» **PROVIDED DATA**
_ _ _ _

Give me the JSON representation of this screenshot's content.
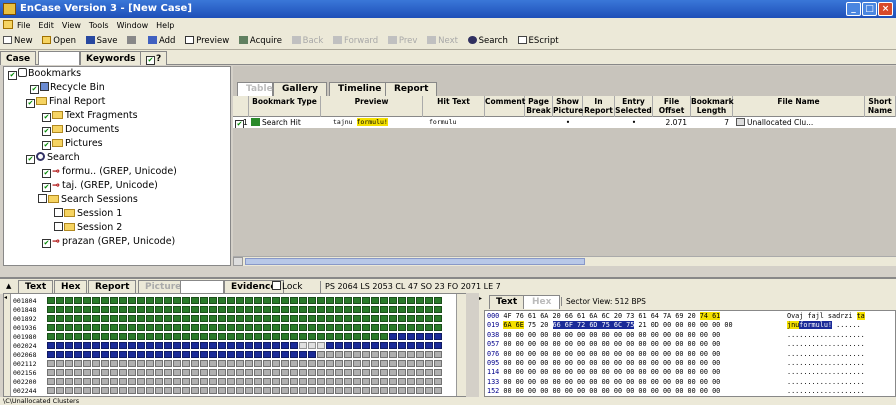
{
  "window": {
    "title": "EnCase Version 3 - [New Case]"
  },
  "menu": [
    "File",
    "Edit",
    "View",
    "Tools",
    "Window",
    "Help"
  ],
  "toolbar": {
    "new": "New",
    "open": "Open",
    "save": "Save",
    "print_blank": "",
    "add": "Add",
    "preview": "Preview",
    "acquire": "Acquire",
    "back": "Back",
    "forward": "Forward",
    "prev": "Prev",
    "next": "Next",
    "search": "Search",
    "escript": "EScript"
  },
  "case_tabs": {
    "case": "Case",
    "hidden": "",
    "keywords": "Keywords",
    "help": "?"
  },
  "tree": {
    "bookmarks": "Bookmarks",
    "recycle": "Recycle Bin",
    "final_report": "Final Report",
    "text_fragments": "Text Fragments",
    "documents": "Documents",
    "pictures": "Pictures",
    "search": "Search",
    "formu": "formu.. (GREP, Unicode)",
    "taj": "taj. (GREP, Unicode)",
    "sessions": "Search Sessions",
    "session1": "Session 1",
    "session2": "Session 2",
    "prazan": "prazan (GREP, Unicode)"
  },
  "right_tabs": [
    "Table",
    "Gallery",
    "Timeline",
    "Report"
  ],
  "columns": [
    "Bookmark Type",
    "Preview",
    "Hit Text",
    "Comment",
    "Page Break",
    "Show Picture",
    "In Report",
    "Entry Selected",
    "File Offset",
    "Bookmark Length",
    "File Name",
    "Short Name"
  ],
  "row": {
    "num": "1",
    "type": "Search Hit",
    "preview_a": "tajnu",
    "preview_b": "formulu!",
    "hit": "formulu",
    "pbreak": "",
    "spic": "•",
    "inrep": "",
    "esel": "•",
    "offset": "2.071",
    "length": "7",
    "fname": "Unallocated Clu..."
  },
  "bottom_tabs": {
    "text": "Text",
    "hex": "Hex",
    "report": "Report",
    "picture": "Picture",
    "blank": "",
    "evidence": "Evidence",
    "lock": "Lock"
  },
  "sector_info": "PS 2064 LS 2053 CL 47 SO 23 FO 2071 LE 7",
  "sector_rows": [
    "001804",
    "001848",
    "001892",
    "001936",
    "001980",
    "002024",
    "002068",
    "002112",
    "002156",
    "002200",
    "002244"
  ],
  "text_tabs": {
    "text": "Text",
    "hex": "Hex",
    "sector_view": "Sector View: 512 BPS"
  },
  "hex_rows": [
    {
      "off": "000",
      "pre": "4F 76 61 6A 20 66 61 6A 6C 20 73 61 64 7A 69 20 ",
      "hi": "74 61",
      "post": "",
      "asc_pre": "Ovaj fajl sadrzi ",
      "asc_hi": "ta",
      "asc_post": ""
    },
    {
      "off": "019",
      "pre": "",
      "hi": "6A 6E",
      "mid": " 75 20 ",
      "sel": "66 6F 72 6D 75 6C 75",
      "post": " 21 0D 00 00 00 00 00 00",
      "asc_pre": "",
      "asc_hi": "jnu",
      "asc_sel": "formulu!",
      "asc_post": " ......"
    },
    {
      "off": "038",
      "pre": "00 00 00 00 00 00 00 00 00 00 00 00 00 00 00 00 00 00",
      "asc_pre": "..................."
    },
    {
      "off": "057",
      "pre": "00 00 00 00 00 00 00 00 00 00 00 00 00 00 00 00 00 00",
      "asc_pre": "..................."
    },
    {
      "off": "076",
      "pre": "00 00 00 00 00 00 00 00 00 00 00 00 00 00 00 00 00 00",
      "asc_pre": "..................."
    },
    {
      "off": "095",
      "pre": "00 00 00 00 00 00 00 00 00 00 00 00 00 00 00 00 00 00",
      "asc_pre": "..................."
    },
    {
      "off": "114",
      "pre": "00 00 00 00 00 00 00 00 00 00 00 00 00 00 00 00 00 00",
      "asc_pre": "..................."
    },
    {
      "off": "133",
      "pre": "00 00 00 00 00 00 00 00 00 00 00 00 00 00 00 00 00 00",
      "asc_pre": "..................."
    },
    {
      "off": "152",
      "pre": "00 00 00 00 00 00 00 00 00 00 00 00 00 00 00 00 00 00",
      "asc_pre": "..................."
    }
  ],
  "status": "\\C\\Unallocated Clusters",
  "colors": {
    "title_blue": "#1e4fb8",
    "grid_green": "#2a7a2a",
    "grid_blue": "#1a2a98",
    "grid_gray": "#b0b0b0",
    "highlight": "#f4e000"
  }
}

_ _ _ _

» **TASK GOAL**
Tally the lines in these entries that have the string "Report" in them, then answer with the count and nothing else.

» **REPLY TO THE EXERCISE**
4